• **WHAT IS BEING ASKED**
Report every line below that holds the word "君臣多论及汉唐的文治武功".

• **Dataset items**

— START —

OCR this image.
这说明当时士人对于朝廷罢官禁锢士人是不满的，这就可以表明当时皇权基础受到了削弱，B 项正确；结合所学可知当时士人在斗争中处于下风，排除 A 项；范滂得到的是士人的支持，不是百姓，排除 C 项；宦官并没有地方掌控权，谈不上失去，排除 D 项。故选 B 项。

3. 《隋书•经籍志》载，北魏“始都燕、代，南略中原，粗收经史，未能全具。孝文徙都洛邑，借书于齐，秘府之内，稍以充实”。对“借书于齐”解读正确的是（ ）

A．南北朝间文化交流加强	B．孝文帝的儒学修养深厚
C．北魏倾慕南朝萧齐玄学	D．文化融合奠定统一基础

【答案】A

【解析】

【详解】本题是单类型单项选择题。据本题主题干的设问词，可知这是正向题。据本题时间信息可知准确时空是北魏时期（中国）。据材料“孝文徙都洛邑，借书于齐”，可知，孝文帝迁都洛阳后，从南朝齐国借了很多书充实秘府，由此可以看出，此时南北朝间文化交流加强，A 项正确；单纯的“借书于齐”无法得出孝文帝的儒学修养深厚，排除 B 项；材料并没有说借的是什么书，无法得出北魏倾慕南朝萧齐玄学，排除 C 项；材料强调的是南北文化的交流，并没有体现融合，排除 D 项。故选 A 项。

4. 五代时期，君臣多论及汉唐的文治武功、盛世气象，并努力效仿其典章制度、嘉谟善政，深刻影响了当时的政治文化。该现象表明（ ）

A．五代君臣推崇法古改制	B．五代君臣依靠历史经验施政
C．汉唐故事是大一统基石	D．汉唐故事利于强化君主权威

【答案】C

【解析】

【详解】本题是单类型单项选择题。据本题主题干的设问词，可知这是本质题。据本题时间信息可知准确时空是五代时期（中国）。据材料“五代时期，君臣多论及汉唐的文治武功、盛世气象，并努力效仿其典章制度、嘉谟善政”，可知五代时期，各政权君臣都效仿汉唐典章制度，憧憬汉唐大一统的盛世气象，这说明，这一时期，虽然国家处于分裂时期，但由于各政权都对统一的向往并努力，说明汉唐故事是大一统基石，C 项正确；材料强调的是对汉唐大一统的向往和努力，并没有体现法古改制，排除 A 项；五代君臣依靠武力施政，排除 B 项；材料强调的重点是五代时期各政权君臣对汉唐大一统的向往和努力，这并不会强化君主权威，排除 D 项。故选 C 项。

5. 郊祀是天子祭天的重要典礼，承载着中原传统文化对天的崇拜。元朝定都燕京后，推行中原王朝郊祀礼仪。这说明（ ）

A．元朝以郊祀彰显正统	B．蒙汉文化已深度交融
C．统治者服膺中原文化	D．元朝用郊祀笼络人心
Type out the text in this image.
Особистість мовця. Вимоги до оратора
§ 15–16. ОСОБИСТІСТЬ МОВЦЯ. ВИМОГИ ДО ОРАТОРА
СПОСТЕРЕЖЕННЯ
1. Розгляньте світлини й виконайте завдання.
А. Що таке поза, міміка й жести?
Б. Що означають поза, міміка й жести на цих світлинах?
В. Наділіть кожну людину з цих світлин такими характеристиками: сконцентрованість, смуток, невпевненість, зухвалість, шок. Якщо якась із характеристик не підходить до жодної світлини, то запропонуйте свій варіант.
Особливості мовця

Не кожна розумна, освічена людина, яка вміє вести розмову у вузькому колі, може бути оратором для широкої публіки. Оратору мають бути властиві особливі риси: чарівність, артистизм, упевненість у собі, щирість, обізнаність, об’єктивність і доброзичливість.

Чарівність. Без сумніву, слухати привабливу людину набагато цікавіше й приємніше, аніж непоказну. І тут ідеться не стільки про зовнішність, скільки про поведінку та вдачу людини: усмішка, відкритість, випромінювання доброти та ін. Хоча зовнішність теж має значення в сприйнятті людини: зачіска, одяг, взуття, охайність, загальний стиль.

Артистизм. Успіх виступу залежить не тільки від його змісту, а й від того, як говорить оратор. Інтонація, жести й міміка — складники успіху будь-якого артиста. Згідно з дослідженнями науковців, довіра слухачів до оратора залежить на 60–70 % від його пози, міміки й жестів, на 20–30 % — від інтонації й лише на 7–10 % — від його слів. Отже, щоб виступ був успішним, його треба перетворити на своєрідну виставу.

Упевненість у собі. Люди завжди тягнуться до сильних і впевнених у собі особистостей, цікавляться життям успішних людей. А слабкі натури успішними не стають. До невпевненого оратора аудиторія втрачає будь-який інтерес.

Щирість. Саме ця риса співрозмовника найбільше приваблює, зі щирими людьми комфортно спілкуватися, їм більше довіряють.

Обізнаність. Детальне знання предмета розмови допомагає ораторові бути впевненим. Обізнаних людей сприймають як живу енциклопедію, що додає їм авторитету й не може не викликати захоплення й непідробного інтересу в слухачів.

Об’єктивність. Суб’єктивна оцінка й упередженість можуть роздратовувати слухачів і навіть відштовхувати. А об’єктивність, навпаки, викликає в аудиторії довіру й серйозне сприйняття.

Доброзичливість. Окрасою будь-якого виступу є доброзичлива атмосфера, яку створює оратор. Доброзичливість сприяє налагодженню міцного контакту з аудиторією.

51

— END —

• **WRITTEN RESPONSE**
4. 五代时期，君臣多论及汉唐的文治武功、盛世气象，并努力效仿其典章制度、嘉谟善政，深刻影响了当时的政治文化。该现象表明（ ）
【详解】本题是单类型单项选择题。据本题主题干的设问词，可知这是本质题。据本题时间信息可知准确时空是五代时期（中国）。据材料“五代时期，君臣多论及汉唐的文治武功、盛世气象，并努力效仿其典章制度、嘉谟善政”，可知五代时期，各政权君臣都效仿汉唐典章制度，憧憬汉唐大一统的盛世气象，这说明，这一时期，虽然国家处于分裂时期，但由于各政权都对统一的向往并努力，说明汉唐故事是大一统基石，C 项正确；材料强调的是对汉唐大一统的向往和努力，并没有体现法古改制，排除 A 项；五代君臣依靠武力施政，排除 B 项；材料强调的重点是五代时期各政权君臣对汉唐大一统的向往和努力，这并不会强化君主权威，排除 D 项。故选 C 项。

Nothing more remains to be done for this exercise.